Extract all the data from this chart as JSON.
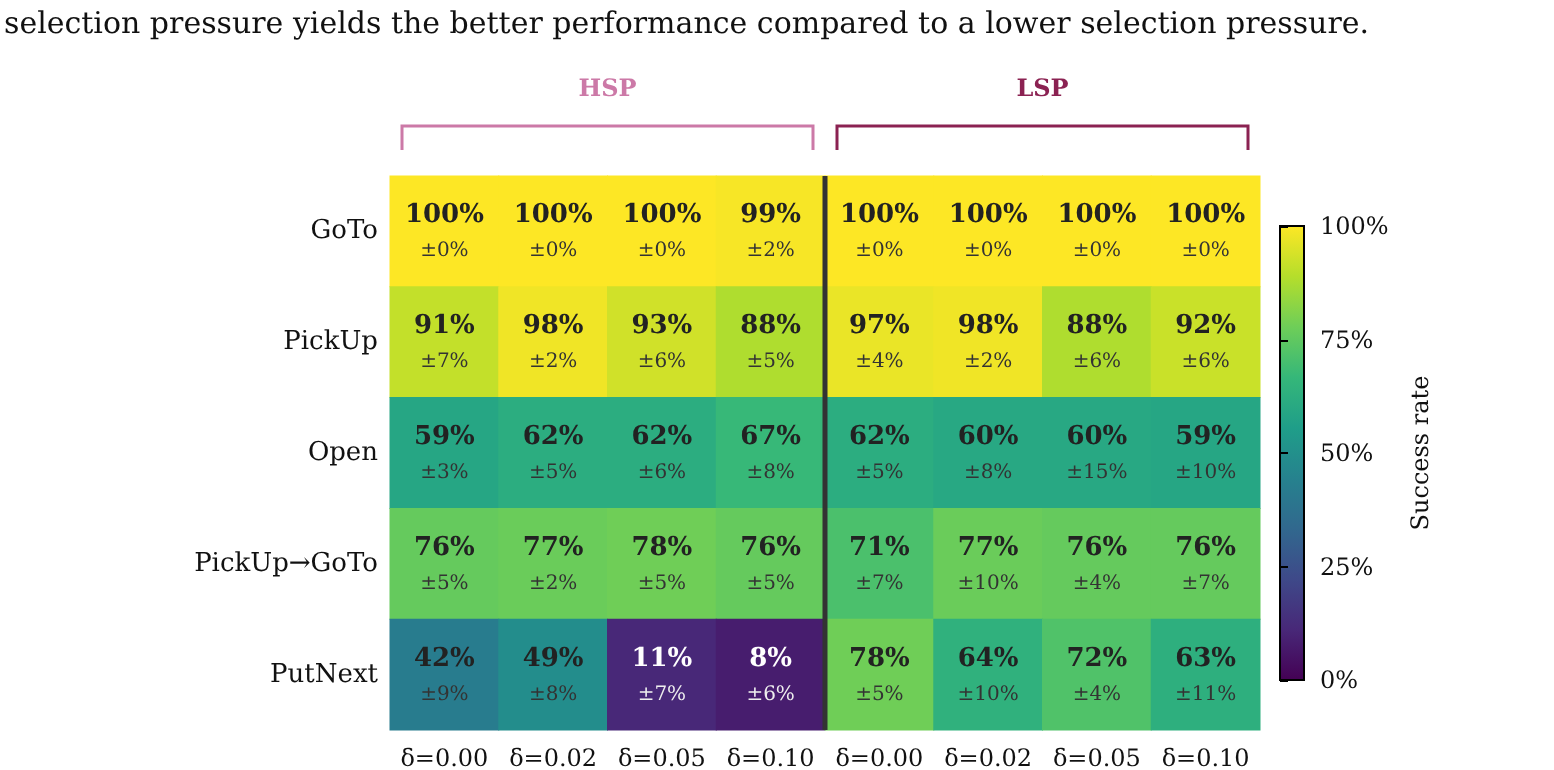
{
  "chart_data": {
    "type": "heatmap",
    "annotations": [
      "selection pressure yields the better performance compared to a lower selection pressure.",
      "HSP",
      "LSP"
    ],
    "categories": [
      "δ=0.00",
      "δ=0.02",
      "δ=0.05",
      "δ=0.10",
      "δ=0.00",
      "δ=0.02",
      "δ=0.05",
      "δ=0.10"
    ],
    "y_categories": [
      "GoTo",
      "PickUp",
      "Open",
      "PickUp→GoTo",
      "PutNext"
    ],
    "cells": [
      [
        100,
        100,
        100,
        99,
        100,
        100,
        100,
        100
      ],
      [
        91,
        98,
        93,
        88,
        97,
        98,
        88,
        92
      ],
      [
        59,
        62,
        62,
        67,
        62,
        60,
        60,
        59
      ],
      [
        76,
        77,
        78,
        76,
        71,
        77,
        76,
        76
      ],
      [
        42,
        49,
        11,
        8,
        78,
        64,
        72,
        63
      ]
    ],
    "cell_labels": [
      [
        "100%\n±0%",
        "100%\n±0%",
        "100%\n±0%",
        "99%\n±2%",
        "100%\n±0%",
        "100%\n±0%",
        "100%\n±0%",
        "100%\n±0%"
      ],
      [
        "91%\n±7%",
        "98%\n±2%",
        "93%\n±6%",
        "88%\n±5%",
        "97%\n±4%",
        "98%\n±2%",
        "88%\n±6%",
        "92%\n±6%"
      ],
      [
        "59%\n±3%",
        "62%\n±5%",
        "62%\n±6%",
        "67%\n±8%",
        "62%\n±5%",
        "60%\n±8%",
        "60%\n±15%",
        "59%\n±10%"
      ],
      [
        "76%\n±5%",
        "77%\n±2%",
        "78%\n±5%",
        "76%\n±5%",
        "71%\n±7%",
        "77%\n±10%",
        "76%\n±4%",
        "76%\n±7%"
      ],
      [
        "42%\n±9%",
        "49%\n±8%",
        "11%\n±7%",
        "8%\n±6%",
        "78%\n±5%",
        "64%\n±10%",
        "72%\n±4%",
        "63%\n±11%"
      ]
    ],
    "clabel": "Success rate",
    "clim": [
      0,
      100
    ],
    "cticks": [
      {
        "value": 0,
        "label": "0%"
      },
      {
        "value": 25,
        "label": "25%"
      },
      {
        "value": 50,
        "label": "50%"
      },
      {
        "value": 75,
        "label": "75%"
      },
      {
        "value": 100,
        "label": "100%"
      }
    ]
  }
}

_Problem_:
Output every entry verbatim. Pictures do not belong in the copy.

_Finished answer_:
Extract all the data from this chart as JSON.
{
  "chart_data": {
    "type": "heatmap",
    "annotations": [
      "selection pressure yields the better performance compared to a lower selection pressure.",
      "HSP",
      "LSP"
    ],
    "categories": [
      "δ=0.00",
      "δ=0.02",
      "δ=0.05",
      "δ=0.10",
      "δ=0.00",
      "δ=0.02",
      "δ=0.05",
      "δ=0.10"
    ],
    "y_categories": [
      "GoTo",
      "PickUp",
      "Open",
      "PickUp→GoTo",
      "PutNext"
    ],
    "cells": [
      [
        100,
        100,
        100,
        99,
        100,
        100,
        100,
        100
      ],
      [
        91,
        98,
        93,
        88,
        97,
        98,
        88,
        92
      ],
      [
        59,
        62,
        62,
        67,
        62,
        60,
        60,
        59
      ],
      [
        76,
        77,
        78,
        76,
        71,
        77,
        76,
        76
      ],
      [
        42,
        49,
        11,
        8,
        78,
        64,
        72,
        63
      ]
    ],
    "cell_labels": [
      [
        "100%\n±0%",
        "100%\n±0%",
        "100%\n±0%",
        "99%\n±2%",
        "100%\n±0%",
        "100%\n±0%",
        "100%\n±0%",
        "100%\n±0%"
      ],
      [
        "91%\n±7%",
        "98%\n±2%",
        "93%\n±6%",
        "88%\n±5%",
        "97%\n±4%",
        "98%\n±2%",
        "88%\n±6%",
        "92%\n±6%"
      ],
      [
        "59%\n±3%",
        "62%\n±5%",
        "62%\n±6%",
        "67%\n±8%",
        "62%\n±5%",
        "60%\n±8%",
        "60%\n±15%",
        "59%\n±10%"
      ],
      [
        "76%\n±5%",
        "77%\n±2%",
        "78%\n±5%",
        "76%\n±5%",
        "71%\n±7%",
        "77%\n±10%",
        "76%\n±4%",
        "76%\n±7%"
      ],
      [
        "42%\n±9%",
        "49%\n±8%",
        "11%\n±7%",
        "8%\n±6%",
        "78%\n±5%",
        "64%\n±10%",
        "72%\n±4%",
        "63%\n±11%"
      ]
    ],
    "clabel": "Success rate",
    "clim": [
      0,
      100
    ],
    "cticks": [
      {
        "value": 0,
        "label": "0%"
      },
      {
        "value": 25,
        "label": "25%"
      },
      {
        "value": 50,
        "label": "50%"
      },
      {
        "value": 75,
        "label": "75%"
      },
      {
        "value": 100,
        "label": "100%"
      }
    ]
  }
}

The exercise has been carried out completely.